§ **Required task**: Scan the material for the word "hint", and copy each line where it shows up.

§ **Provided material**:
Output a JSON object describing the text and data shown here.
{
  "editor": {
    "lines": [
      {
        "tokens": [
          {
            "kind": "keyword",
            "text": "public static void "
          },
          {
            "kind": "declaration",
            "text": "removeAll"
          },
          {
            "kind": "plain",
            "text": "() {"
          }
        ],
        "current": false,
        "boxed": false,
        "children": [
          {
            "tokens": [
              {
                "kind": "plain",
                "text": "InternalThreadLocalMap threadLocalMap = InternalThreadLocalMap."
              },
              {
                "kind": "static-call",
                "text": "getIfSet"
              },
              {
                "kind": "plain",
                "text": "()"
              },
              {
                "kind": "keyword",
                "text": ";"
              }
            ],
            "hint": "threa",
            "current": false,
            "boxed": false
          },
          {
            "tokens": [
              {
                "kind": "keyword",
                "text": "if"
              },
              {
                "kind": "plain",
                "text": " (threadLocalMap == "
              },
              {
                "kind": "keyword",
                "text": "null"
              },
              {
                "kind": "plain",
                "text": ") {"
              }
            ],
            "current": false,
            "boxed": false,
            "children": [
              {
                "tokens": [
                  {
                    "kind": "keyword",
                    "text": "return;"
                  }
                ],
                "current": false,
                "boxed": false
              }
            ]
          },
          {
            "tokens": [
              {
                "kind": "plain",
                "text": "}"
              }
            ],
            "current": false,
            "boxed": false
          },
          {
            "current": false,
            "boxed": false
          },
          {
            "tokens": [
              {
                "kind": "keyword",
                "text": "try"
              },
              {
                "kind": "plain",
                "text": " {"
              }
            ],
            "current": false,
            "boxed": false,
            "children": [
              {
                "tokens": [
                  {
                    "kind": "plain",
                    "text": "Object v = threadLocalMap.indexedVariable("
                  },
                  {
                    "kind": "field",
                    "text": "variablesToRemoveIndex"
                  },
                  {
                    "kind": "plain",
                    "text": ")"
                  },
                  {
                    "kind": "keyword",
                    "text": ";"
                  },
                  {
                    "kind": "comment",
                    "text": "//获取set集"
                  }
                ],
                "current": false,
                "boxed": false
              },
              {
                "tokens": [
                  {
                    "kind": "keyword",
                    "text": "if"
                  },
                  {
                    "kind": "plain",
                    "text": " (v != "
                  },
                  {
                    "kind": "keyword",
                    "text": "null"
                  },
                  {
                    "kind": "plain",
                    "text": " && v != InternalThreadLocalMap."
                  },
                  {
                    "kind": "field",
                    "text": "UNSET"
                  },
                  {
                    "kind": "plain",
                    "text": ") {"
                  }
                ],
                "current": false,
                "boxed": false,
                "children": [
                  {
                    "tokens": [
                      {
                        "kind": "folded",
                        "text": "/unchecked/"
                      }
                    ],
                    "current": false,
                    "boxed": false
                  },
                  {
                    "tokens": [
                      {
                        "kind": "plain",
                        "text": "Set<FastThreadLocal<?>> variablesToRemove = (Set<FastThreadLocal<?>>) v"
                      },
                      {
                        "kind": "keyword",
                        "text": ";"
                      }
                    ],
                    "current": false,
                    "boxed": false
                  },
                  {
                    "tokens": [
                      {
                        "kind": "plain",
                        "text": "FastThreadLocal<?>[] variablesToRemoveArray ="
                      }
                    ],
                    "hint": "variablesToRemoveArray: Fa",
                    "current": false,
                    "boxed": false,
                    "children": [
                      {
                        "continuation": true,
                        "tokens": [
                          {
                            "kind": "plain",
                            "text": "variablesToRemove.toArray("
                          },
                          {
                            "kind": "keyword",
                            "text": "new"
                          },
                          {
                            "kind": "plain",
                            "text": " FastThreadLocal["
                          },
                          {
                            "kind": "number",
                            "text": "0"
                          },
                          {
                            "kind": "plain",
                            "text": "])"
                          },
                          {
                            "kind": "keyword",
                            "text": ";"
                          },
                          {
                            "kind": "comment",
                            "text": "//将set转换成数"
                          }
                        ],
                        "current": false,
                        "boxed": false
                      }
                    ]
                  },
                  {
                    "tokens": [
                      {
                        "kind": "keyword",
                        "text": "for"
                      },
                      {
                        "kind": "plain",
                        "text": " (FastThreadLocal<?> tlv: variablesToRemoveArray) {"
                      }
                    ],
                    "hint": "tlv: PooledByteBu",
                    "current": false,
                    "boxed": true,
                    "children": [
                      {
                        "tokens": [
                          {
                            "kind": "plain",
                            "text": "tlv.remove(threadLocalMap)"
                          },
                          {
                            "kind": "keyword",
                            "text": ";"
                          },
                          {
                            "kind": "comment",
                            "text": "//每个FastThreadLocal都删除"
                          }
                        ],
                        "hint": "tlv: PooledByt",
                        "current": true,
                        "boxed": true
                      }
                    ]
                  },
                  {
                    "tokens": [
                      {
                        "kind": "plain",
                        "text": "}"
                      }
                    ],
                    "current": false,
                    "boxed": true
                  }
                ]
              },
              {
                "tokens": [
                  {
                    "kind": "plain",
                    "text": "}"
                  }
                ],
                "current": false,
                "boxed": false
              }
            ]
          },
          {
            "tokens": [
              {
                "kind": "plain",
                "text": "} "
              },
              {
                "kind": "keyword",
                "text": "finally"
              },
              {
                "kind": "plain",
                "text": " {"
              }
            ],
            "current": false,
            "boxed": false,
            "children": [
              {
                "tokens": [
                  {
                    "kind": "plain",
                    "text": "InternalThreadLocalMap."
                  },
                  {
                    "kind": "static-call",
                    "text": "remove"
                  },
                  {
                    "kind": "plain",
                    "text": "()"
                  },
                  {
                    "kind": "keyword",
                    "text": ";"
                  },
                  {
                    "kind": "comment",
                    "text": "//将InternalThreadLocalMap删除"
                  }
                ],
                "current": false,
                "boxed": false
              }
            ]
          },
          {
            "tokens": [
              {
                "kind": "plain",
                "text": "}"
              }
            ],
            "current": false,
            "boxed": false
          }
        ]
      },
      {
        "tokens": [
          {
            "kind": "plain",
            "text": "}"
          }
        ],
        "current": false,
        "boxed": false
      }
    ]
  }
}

§ **The result**:
            "hint": "threa",
                    "hint": "variablesToRemoveArray: Fa",
                    "hint": "tlv: PooledByteBu",
                        "hint": "tlv: PooledByt",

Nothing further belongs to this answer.